**Actividades propuestas:**
a) Según el fragmento seleccionado sobre los remedios contra los mosquitos, ¿por qué se rechazó comprar la lámpara de resplandor azulado que electrocuta a los insectos?
b) Prolonga el fragmento seleccionado sobre los remedios contra los mosquitos a partir de su última oración.
***** Fragmento seleccionado *****
La tira pringosa atrapamoscas que pendía de techos y lámparas era, evidentemente, antiestética y alternaba con el mañoso palmetazo o el improvisado golpe con el periódico enrollado. Hoy existen en el mercado artilugios, que, según la propaganda, emiten imperceptibles ultrasonidos y vibraciones muy desagradables para eL mosquito -de lo que nos felicitamos- cuya eficacia puede ser artículo de fe. También hay unas a modo de lámparas de minero de azulado resplandor que los atrae y en las vengadoras resistencias perecen electrocutados. Propuse la adquisición de uno de estos ingenios exterminadores y la oposición encontrada me dejó estupefacto: "¡Qué horror! De ninguna manera. Causaría traumas en la sensibilidad de los niños". Por lo visto, soportaban perfectamente los daños en la sensibilidad de mi desdichada epidermis.
***** Registros guardados *****
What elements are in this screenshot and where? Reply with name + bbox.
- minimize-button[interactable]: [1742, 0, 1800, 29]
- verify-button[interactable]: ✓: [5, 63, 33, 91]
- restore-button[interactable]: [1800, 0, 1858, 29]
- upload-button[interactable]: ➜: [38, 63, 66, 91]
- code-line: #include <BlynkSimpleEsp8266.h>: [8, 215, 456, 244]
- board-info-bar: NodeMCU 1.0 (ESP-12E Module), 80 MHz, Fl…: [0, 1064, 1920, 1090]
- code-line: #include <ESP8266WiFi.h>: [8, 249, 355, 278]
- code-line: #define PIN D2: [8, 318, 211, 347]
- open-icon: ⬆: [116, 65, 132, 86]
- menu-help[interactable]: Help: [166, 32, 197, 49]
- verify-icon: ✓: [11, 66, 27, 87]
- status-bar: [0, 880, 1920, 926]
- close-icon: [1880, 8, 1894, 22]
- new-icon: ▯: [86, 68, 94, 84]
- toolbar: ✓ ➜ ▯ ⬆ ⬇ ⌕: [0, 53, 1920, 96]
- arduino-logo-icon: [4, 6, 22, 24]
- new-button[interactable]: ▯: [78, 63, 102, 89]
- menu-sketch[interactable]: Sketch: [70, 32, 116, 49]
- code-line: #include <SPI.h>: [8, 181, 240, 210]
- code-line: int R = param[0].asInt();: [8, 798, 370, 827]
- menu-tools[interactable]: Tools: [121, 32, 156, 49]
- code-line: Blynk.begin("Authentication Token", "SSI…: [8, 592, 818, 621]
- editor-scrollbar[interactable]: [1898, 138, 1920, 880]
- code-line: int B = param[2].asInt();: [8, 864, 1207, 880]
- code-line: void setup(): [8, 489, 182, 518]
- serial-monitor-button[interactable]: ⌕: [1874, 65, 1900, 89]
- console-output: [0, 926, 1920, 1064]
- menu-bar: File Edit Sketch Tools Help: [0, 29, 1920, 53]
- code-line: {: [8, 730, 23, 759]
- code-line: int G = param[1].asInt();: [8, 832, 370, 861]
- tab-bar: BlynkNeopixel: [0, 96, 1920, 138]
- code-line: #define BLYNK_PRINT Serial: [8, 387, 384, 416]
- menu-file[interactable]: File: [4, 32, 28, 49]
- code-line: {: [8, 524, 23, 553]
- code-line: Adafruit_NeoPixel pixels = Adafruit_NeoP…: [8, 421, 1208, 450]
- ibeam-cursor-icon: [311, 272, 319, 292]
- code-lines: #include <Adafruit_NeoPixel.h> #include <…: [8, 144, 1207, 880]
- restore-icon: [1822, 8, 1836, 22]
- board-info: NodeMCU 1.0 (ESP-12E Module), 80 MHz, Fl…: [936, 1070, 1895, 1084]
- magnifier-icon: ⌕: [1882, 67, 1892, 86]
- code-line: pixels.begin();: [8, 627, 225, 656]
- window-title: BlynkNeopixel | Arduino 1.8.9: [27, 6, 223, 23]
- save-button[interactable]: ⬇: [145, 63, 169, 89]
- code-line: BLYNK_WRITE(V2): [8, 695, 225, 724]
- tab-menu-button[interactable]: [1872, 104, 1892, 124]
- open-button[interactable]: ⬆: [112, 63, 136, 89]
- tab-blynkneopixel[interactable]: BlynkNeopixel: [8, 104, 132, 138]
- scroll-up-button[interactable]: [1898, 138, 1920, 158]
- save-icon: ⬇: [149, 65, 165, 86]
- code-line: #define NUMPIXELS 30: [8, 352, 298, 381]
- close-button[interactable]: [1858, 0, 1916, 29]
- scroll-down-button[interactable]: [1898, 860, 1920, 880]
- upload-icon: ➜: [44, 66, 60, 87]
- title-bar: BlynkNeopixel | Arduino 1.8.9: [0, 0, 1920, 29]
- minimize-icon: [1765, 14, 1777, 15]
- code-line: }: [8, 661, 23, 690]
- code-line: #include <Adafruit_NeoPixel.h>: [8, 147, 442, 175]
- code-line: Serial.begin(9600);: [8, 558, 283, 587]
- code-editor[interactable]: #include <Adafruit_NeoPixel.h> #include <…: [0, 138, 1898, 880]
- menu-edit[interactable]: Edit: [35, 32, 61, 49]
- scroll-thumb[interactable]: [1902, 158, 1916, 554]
*****
**Resultados:**
a) Se rechazó porque quienes se opusieron consideraron que causaría traumas en la sensibilidad de los niños. El texto señala con ironía que, en cambio, no les importaban los daños en la sensibilidad de la epidermis de quien narra.

b)
La estimada amiga, y sus retoños, eran invulnerables a la trompa perforante y su veneno, gracias a lo cual se permitían el lujo de una escandalizada compasión hacia estos intocables seres vivos. No voy a privarme de una relación extremadamente grata, pero nuestro trato queda, desde entonces, confinado a la temporada invernal, cuando la plaga regresa a sus cuarteles.